§ Written task:
Restate the full set of records exactly, word for word.
* START *
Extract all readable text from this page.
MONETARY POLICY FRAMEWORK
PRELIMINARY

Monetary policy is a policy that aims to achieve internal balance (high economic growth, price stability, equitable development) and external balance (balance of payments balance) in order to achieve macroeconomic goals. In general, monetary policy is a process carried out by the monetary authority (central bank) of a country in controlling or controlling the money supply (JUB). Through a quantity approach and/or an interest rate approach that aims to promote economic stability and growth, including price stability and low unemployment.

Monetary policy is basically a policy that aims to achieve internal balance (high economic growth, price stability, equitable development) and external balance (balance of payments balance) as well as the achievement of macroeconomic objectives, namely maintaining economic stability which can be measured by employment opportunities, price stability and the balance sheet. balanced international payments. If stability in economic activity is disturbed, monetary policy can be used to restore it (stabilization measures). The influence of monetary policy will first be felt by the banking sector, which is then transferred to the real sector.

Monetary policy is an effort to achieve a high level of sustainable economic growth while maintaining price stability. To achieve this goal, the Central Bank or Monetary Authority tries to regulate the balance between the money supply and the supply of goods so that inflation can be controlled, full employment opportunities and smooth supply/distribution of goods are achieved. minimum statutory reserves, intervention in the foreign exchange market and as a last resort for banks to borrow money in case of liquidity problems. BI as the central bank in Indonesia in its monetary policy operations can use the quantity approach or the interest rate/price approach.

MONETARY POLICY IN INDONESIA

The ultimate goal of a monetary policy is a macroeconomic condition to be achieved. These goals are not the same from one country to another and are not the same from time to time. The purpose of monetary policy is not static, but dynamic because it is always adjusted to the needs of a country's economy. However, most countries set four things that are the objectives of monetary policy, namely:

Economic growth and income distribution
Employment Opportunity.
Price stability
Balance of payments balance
* END *
§ Task result:
Extract all readable text from this page.
MONETARY POLICY FRAMEWORK
PRELIMINARY

Monetary policy is a policy that aims to achieve internal balance (high economic growth, price stability, equitable development) and external balance (balance of payments balance) in order to achieve macroeconomic goals. In general, monetary policy is a process carried out by the monetary authority (central bank) of a country in controlling or controlling the money supply (JUB). Through a quantity approach and/or an interest rate approach that aims to promote economic stability and growth, including price stability and low unemployment.

Monetary policy is basically a policy that aims to achieve internal balance (high economic growth, price stability, equitable development) and external balance (balance of payments balance) as well as the achievement of macroeconomic objectives, namely maintaining economic stability which can be measured by employment opportunities, price stability and the balance sheet. balanced international payments. If stability in economic activity is disturbed, monetary policy can be used to restore it (stabilization measures). The influence of monetary policy will first be felt by the banking sector, which is then transferred to the real sector.

Monetary policy is an effort to achieve a high level of sustainable economic growth while maintaining price stability. To achieve this goal, the Central Bank or Monetary Authority tries to regulate the balance between the money supply and the supply of goods so that inflation can be controlled, full employment opportunities and smooth supply/distribution of goods are achieved. minimum statutory reserves, intervention in the foreign exchange market and as a last resort for banks to borrow money in case of liquidity problems. BI as the central bank in Indonesia in its monetary policy operations can use the quantity approach or the interest rate/price approach.

MONETARY POLICY IN INDONESIA

The ultimate goal of a monetary policy is a macroeconomic condition to be achieved. These goals are not the same from one country to another and are not the same from time to time. The purpose of monetary policy is not static, but dynamic because it is always adjusted to the needs of a country's economy. However, most countries set four things that are the objectives of monetary policy, namely:

Economic growth and income distribution
Employment Opportunity.
Price stability
Balance of payments balance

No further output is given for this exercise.